◆ **To be done**
Can you transcribe the data exactly? Leave the pictures out.

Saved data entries
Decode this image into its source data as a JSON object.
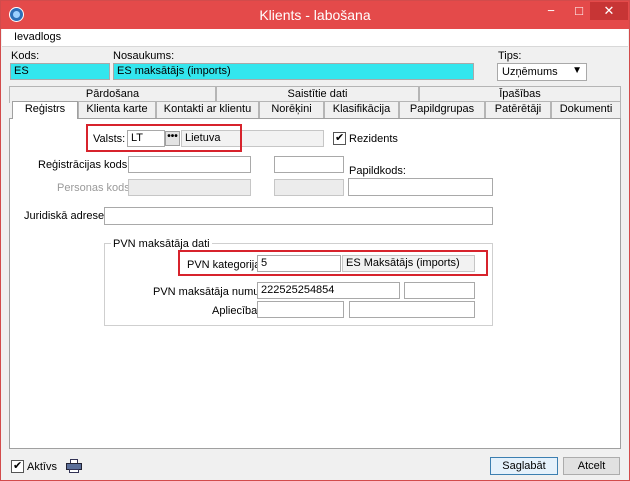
{
  "window": {
    "title": "Klients - labošana",
    "min": "−",
    "max": "□",
    "close": "✕"
  },
  "menu": {
    "item": "Ievadlogs"
  },
  "header": {
    "kods_label": "Kods:",
    "kods_value": "ES",
    "nosaukums_label": "Nosaukums:",
    "nosaukums_value": "ES maksātājs (imports)",
    "tips_label": "Tips:",
    "tips_value": "Uzņēmums"
  },
  "tabs": {
    "row1": [
      "Pārdošana",
      "Saistītie dati",
      "Īpašības"
    ],
    "row2": [
      "Reģistrs",
      "Klienta karte",
      "Kontakti ar klientu",
      "Norēķini",
      "Klasifikācija",
      "Papildgrupas",
      "Patērētāji",
      "Dokumenti"
    ]
  },
  "form": {
    "valsts_label": "Valsts:",
    "valsts_code": "LT",
    "valsts_name": "Lietuva",
    "dots": "•••",
    "rezidents_label": "Rezidents",
    "reg_kods_label": "Reģistrācijas kods:",
    "personas_kods_label": "Personas kods:",
    "papildkods_label": "Papildkods:",
    "juridiska_label": "Juridiskā adrese:"
  },
  "pvn": {
    "group_title": "PVN maksātāja dati",
    "kategorija_label": "PVN kategorija:",
    "kategorija_value": "5",
    "kategorija_name": "ES Maksātājs (imports)",
    "numurs_label": "PVN maksātāja numurs:",
    "numurs_value": "222525254854",
    "apliecibas_label": "Apliecība:"
  },
  "footer": {
    "aktivs_label": "Aktīvs",
    "save_label": "Saglabāt",
    "cancel_label": "Atcelt"
  }
}
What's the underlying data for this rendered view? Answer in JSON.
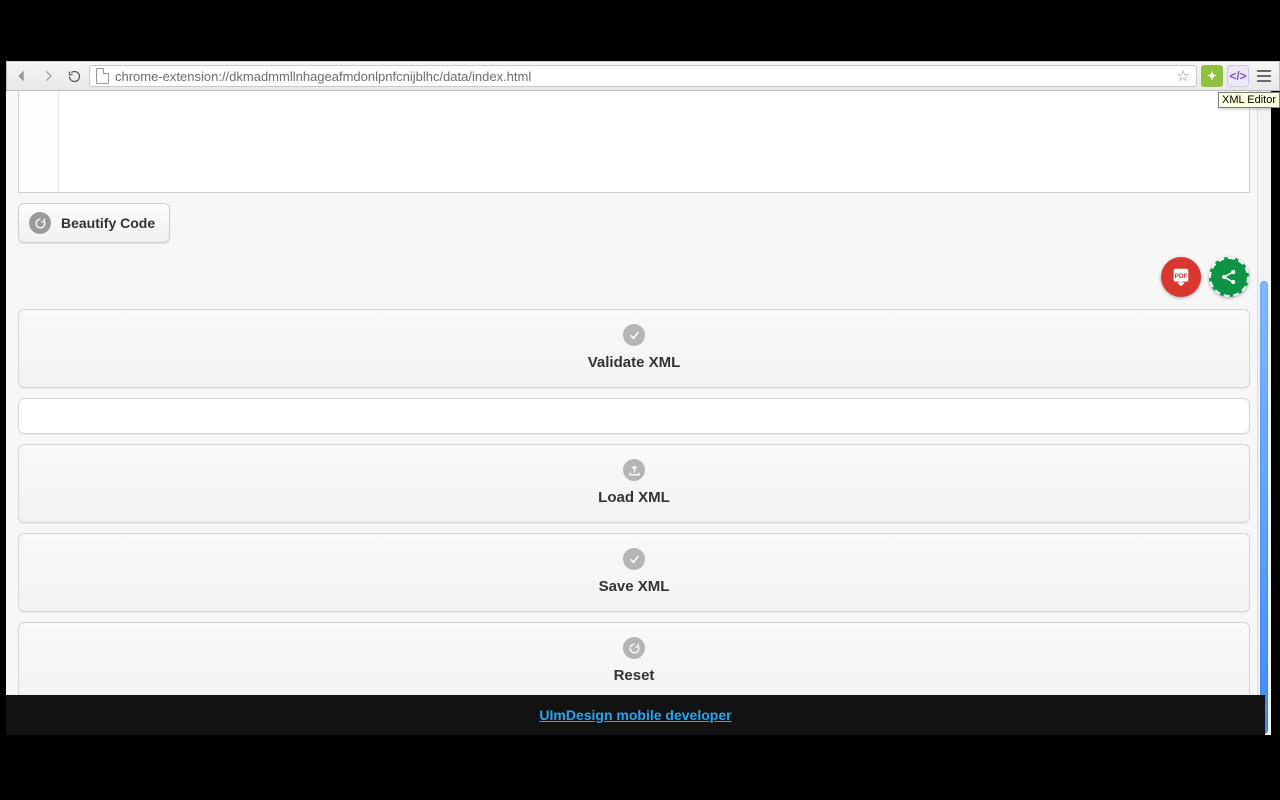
{
  "browser": {
    "url": "chrome-extension://dkmadmmllnhageafmdonlpnfcnijblhc/data/index.html",
    "tooltip": "XML Editor"
  },
  "editor": {
    "beautify_label": "Beautify Code"
  },
  "fab": {
    "pdf_label": "PDF",
    "share_label": "Share"
  },
  "actions": {
    "validate": "Validate XML",
    "load": "Load XML",
    "save": "Save XML",
    "reset": "Reset"
  },
  "footer": {
    "link_text": "UImDesign mobile developer"
  }
}
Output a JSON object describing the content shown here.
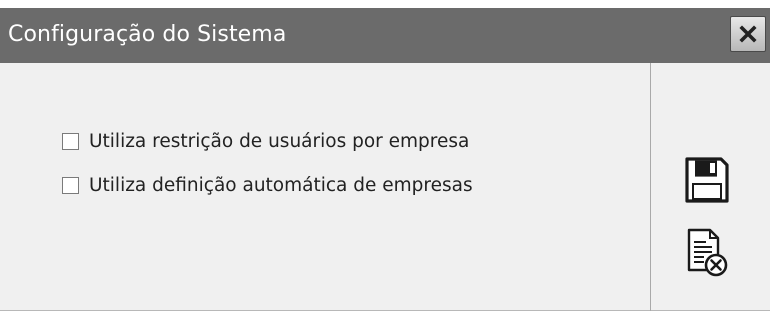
{
  "window": {
    "title": "Configuração do Sistema",
    "close_icon": "close-icon"
  },
  "options": [
    {
      "label": "Utiliza restrição de usuários por empresa",
      "checked": false
    },
    {
      "label": "Utiliza definição automática de empresas",
      "checked": false
    }
  ],
  "toolbar": {
    "save_icon": "floppy-disk-icon",
    "cancel_icon": "document-cancel-icon"
  },
  "colors": {
    "titlebar": "#6b6b6b",
    "panel": "#f0f0f0",
    "icon": "#1a1a1a"
  }
}
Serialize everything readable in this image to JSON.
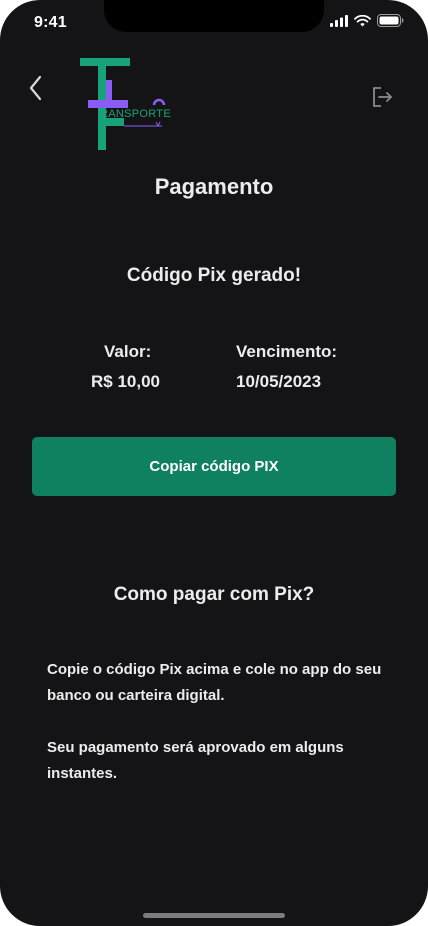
{
  "status_bar": {
    "time": "9:41"
  },
  "header": {
    "back_icon": "chevron-left-icon",
    "logout_icon": "logout-icon",
    "logo_text": "RANSPORTE"
  },
  "page": {
    "title": "Pagamento",
    "pix_heading": "Código Pix gerado!"
  },
  "payment": {
    "valor_label": "Valor:",
    "valor_value": "R$ 10,00",
    "vencimento_label": "Vencimento:",
    "vencimento_value": "10/05/2023"
  },
  "actions": {
    "copy_label": "Copiar código PIX"
  },
  "instructions": {
    "title": "Como pagar com Pix?",
    "paragraph1": "Copie o código Pix acima e cole no app do seu banco ou carteira digital.",
    "paragraph2": "Seu pagamento será aprovado em alguns instantes."
  },
  "colors": {
    "background": "#141416",
    "primary_button": "#0f8060",
    "logo_green": "#18a27a",
    "logo_purple": "#8b5cf6"
  }
}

◆ **Answer for this exercise**
Decode this image into its source data as a JSON object.
{
  "window": {
    "title": "Klients - labošana",
    "min": "−",
    "max": "□",
    "close": "✕"
  },
  "menu": {
    "item": "Ievadlogs"
  },
  "header": {
    "kods_label": "Kods:",
    "kods_value": "ES",
    "nosaukums_label": "Nosaukums:",
    "nosaukums_value": "ES maksātājs (imports)",
    "tips_label": "Tips:",
    "tips_value": "Uzņēmums"
  },
  "tabs": {
    "row1": [
      "Pārdošana",
      "Saistītie dati",
      "Īpašības"
    ],
    "row2": [
      "Reģistrs",
      "Klienta karte",
      "Kontakti ar klientu",
      "Norēķini",
      "Klasifikācija",
      "Papildgrupas",
      "Patērētāji",
      "Dokumenti"
    ]
  },
  "form": {
    "valsts_label": "Valsts:",
    "valsts_code": "LT",
    "valsts_name": "Lietuva",
    "dots": "•••",
    "rezidents_label": "Rezidents",
    "reg_kods_label": "Reģistrācijas kods:",
    "personas_kods_label": "Personas kods:",
    "papildkods_label": "Papildkods:",
    "juridiska_label": "Juridiskā adrese:"
  },
  "pvn": {
    "group_title": "PVN maksātāja dati",
    "kategorija_label": "PVN kategorija:",
    "kategorija_value": "5",
    "kategorija_name": "ES Maksātājs (imports)",
    "numurs_label": "PVN maksātāja numurs:",
    "numurs_value": "222525254854",
    "apliecibas_label": "Apliecība:"
  },
  "footer": {
    "aktivs_label": "Aktīvs",
    "save_label": "Saglabāt",
    "cancel_label": "Atcelt"
  }
}
What's the underlying data for this rendered view? Answer in JSON.
{
  "browser": {
    "url": "chrome-extension://dkmadmmllnhageafmdonlpnfcnijblhc/data/index.html",
    "tooltip": "XML Editor"
  },
  "editor": {
    "beautify_label": "Beautify Code"
  },
  "fab": {
    "pdf_label": "PDF",
    "share_label": "Share"
  },
  "actions": {
    "validate": "Validate XML",
    "load": "Load XML",
    "save": "Save XML",
    "reset": "Reset"
  },
  "footer": {
    "link_text": "UImDesign mobile developer"
  }
}
Output a JSON object describing the content shown here.
{
  "window": {
    "title": "Configuração do Sistema",
    "close_icon": "close-icon"
  },
  "options": [
    {
      "label": "Utiliza restrição de usuários por empresa",
      "checked": false
    },
    {
      "label": "Utiliza definição automática de empresas",
      "checked": false
    }
  ],
  "toolbar": {
    "save_icon": "floppy-disk-icon",
    "cancel_icon": "document-cancel-icon"
  },
  "colors": {
    "titlebar": "#6b6b6b",
    "panel": "#f0f0f0",
    "icon": "#1a1a1a"
  }
}
Serialize everything readable in this image to JSON.
{
  "status_bar": {
    "time": "9:41"
  },
  "header": {
    "back_icon": "chevron-left-icon",
    "logout_icon": "logout-icon",
    "logo_text": "RANSPORTE"
  },
  "page": {
    "title": "Pagamento",
    "pix_heading": "Código Pix gerado!"
  },
  "payment": {
    "valor_label": "Valor:",
    "valor_value": "R$ 10,00",
    "vencimento_label": "Vencimento:",
    "vencimento_value": "10/05/2023"
  },
  "actions": {
    "copy_label": "Copiar código PIX"
  },
  "instructions": {
    "title": "Como pagar com Pix?",
    "paragraph1": "Copie o código Pix acima e cole no app do seu banco ou carteira digital.",
    "paragraph2": "Seu pagamento será aprovado em alguns instantes."
  },
  "colors": {
    "background": "#141416",
    "primary_button": "#0f8060",
    "logo_green": "#18a27a",
    "logo_purple": "#8b5cf6"
  }
}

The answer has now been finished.